### SHORT EXERCISE
In the listing below, identify each line with the word "permukaannya" and return those lines.

### RECORDS
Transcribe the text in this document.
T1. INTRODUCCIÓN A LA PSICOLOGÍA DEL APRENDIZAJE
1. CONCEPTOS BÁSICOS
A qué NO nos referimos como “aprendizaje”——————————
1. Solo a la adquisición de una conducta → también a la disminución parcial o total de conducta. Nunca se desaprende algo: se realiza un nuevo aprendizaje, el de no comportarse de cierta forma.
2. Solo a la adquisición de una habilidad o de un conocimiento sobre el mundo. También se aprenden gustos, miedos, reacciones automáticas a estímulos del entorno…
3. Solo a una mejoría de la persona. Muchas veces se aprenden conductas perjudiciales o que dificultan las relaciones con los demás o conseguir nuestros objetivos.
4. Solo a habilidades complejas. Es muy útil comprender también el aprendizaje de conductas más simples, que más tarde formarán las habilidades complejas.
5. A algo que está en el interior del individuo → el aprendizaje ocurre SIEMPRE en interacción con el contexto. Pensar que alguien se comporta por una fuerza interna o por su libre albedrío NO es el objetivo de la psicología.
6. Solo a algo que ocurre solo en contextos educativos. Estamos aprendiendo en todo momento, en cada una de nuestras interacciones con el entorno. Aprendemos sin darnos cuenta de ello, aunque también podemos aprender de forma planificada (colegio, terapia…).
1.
...
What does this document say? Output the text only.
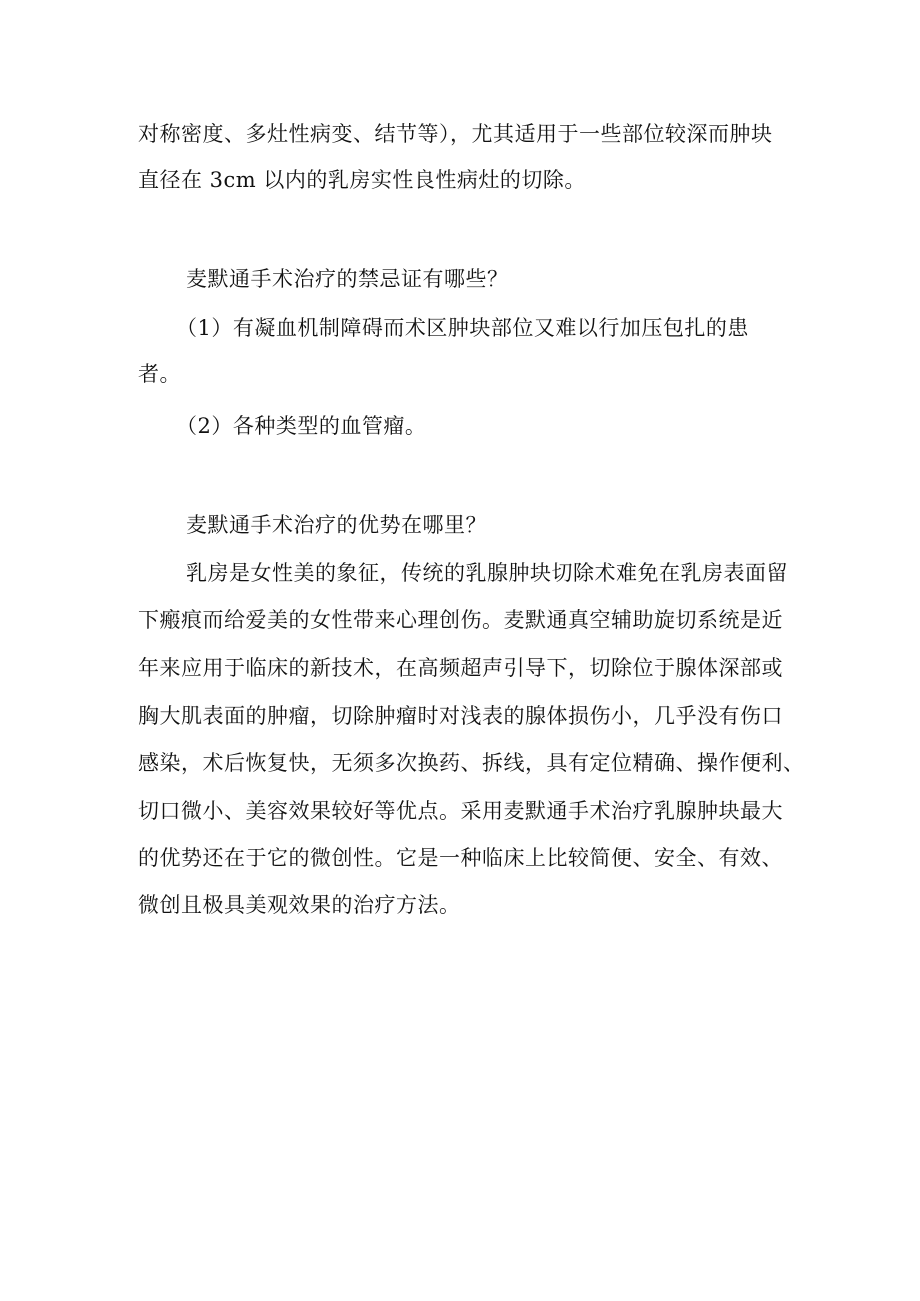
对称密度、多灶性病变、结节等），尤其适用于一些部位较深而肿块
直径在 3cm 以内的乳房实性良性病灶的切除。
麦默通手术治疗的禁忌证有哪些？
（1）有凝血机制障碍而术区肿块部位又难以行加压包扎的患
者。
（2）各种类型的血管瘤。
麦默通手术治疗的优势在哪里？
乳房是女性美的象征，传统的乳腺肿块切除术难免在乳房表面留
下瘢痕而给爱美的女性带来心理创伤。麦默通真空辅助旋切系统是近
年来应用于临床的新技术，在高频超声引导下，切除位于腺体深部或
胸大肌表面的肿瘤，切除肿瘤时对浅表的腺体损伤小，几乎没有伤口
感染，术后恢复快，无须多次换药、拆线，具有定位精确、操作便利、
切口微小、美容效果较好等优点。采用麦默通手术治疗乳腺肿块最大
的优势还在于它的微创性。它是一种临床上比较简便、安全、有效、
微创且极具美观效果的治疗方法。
--
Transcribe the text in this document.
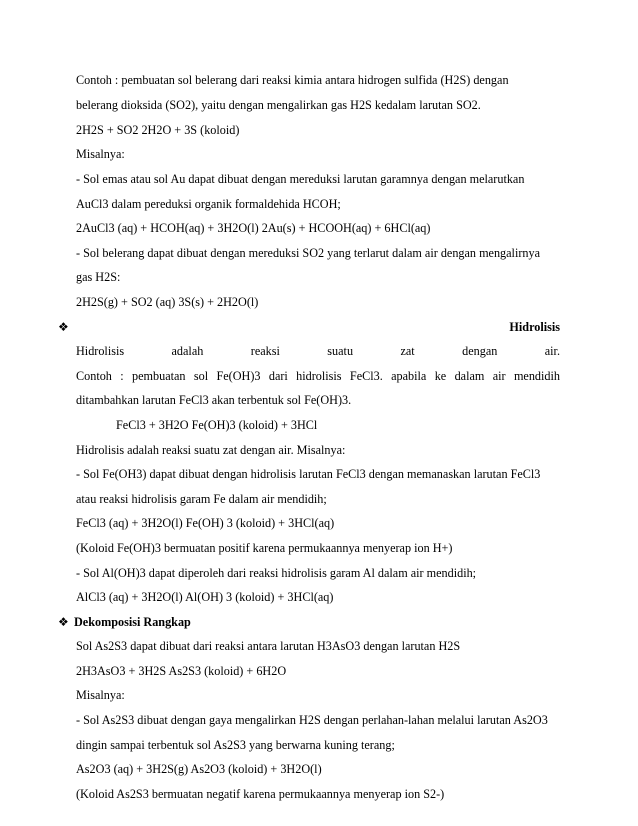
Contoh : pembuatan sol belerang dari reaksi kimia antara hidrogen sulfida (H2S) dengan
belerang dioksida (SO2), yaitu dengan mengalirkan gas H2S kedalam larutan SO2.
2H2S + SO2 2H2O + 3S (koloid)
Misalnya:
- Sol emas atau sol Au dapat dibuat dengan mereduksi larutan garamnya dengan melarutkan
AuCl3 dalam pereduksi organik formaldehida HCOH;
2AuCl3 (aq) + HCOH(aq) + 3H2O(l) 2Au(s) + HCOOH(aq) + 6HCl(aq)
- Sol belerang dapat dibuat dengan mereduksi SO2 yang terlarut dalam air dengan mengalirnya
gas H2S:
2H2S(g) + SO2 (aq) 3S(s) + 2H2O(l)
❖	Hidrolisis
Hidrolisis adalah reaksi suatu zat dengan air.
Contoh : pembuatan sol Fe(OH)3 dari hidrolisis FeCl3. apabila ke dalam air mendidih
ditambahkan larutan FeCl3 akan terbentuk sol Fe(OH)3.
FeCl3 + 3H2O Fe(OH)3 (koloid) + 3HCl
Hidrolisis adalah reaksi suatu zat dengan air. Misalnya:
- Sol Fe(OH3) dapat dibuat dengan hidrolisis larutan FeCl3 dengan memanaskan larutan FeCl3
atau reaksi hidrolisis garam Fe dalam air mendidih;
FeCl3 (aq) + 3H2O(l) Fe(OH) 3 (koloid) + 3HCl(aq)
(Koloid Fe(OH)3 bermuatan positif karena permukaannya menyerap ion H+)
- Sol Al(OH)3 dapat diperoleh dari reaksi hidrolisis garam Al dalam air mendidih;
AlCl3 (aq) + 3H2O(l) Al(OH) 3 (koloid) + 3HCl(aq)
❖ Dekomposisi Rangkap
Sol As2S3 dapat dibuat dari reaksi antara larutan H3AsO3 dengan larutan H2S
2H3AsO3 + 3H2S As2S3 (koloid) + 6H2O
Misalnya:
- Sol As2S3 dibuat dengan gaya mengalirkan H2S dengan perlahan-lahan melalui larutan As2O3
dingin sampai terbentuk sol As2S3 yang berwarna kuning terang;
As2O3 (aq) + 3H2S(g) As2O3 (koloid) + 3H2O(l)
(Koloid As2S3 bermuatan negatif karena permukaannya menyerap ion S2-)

### ANSWER TO THE PROBLEM
(Koloid Fe(OH)3 bermuatan positif karena permukaannya menyerap ion H+)
(Koloid As2S3 bermuatan negatif karena permukaannya menyerap ion S2-)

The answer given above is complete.